Start of EXERCISE MATERIAL

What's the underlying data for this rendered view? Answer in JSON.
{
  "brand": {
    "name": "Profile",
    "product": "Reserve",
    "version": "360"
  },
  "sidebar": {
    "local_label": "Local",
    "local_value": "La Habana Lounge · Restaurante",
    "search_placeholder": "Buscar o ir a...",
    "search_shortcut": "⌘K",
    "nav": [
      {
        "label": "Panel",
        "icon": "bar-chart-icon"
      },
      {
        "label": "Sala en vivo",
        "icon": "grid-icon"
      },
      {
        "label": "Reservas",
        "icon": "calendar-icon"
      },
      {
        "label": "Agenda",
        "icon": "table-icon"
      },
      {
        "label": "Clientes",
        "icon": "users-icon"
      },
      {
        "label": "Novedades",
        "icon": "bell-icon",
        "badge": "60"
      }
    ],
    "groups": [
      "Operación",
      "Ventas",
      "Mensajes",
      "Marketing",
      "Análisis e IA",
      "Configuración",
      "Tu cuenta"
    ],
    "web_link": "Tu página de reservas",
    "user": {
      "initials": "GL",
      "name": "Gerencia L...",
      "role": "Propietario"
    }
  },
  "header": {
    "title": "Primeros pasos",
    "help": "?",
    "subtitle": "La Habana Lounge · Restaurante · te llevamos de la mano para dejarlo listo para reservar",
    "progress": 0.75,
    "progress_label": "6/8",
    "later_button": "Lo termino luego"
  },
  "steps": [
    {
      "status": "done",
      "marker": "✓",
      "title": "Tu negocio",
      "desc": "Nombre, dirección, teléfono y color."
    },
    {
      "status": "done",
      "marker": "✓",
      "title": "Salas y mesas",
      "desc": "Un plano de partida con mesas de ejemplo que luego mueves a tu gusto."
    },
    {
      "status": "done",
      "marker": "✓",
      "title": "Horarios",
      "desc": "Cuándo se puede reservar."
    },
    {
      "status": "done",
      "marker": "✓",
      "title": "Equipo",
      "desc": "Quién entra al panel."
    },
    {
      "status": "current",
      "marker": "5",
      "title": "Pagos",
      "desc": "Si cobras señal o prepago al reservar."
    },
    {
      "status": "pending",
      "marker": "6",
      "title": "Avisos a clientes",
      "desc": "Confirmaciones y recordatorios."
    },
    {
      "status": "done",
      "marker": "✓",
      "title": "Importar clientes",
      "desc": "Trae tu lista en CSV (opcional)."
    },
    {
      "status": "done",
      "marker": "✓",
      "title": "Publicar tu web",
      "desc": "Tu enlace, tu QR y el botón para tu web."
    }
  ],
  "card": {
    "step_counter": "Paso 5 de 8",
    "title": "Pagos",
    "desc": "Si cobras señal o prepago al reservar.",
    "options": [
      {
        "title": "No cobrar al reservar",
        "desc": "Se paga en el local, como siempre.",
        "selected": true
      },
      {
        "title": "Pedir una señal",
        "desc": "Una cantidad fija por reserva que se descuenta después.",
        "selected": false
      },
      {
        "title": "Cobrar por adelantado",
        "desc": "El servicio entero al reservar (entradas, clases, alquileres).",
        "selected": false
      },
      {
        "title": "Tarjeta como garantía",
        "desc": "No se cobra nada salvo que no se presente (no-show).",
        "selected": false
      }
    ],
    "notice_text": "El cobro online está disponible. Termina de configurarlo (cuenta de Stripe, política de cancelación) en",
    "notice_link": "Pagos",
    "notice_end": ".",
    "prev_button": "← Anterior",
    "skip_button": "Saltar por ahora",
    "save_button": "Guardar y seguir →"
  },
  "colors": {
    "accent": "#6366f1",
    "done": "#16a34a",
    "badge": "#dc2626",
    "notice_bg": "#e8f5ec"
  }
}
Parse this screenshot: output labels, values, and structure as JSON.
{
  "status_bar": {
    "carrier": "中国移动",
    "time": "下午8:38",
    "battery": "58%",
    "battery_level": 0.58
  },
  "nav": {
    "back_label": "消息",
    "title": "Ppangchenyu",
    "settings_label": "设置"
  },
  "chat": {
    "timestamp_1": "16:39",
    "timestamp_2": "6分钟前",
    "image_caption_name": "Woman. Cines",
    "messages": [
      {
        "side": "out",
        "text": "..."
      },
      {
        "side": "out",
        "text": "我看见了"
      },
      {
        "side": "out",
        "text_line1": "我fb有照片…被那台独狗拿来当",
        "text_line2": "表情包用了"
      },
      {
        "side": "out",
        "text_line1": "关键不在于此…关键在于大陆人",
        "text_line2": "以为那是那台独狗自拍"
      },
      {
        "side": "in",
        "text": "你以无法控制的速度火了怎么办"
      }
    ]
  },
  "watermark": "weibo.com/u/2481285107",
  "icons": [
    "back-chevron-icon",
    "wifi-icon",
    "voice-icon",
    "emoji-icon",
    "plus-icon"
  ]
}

End of EXERCISE MATERIAL

WHAT THE TASK REQUIRES:
What is the number of lines in this listing that contain the word "Habana"? Answer with that number and nothing else.

TASK OUTPUT:
2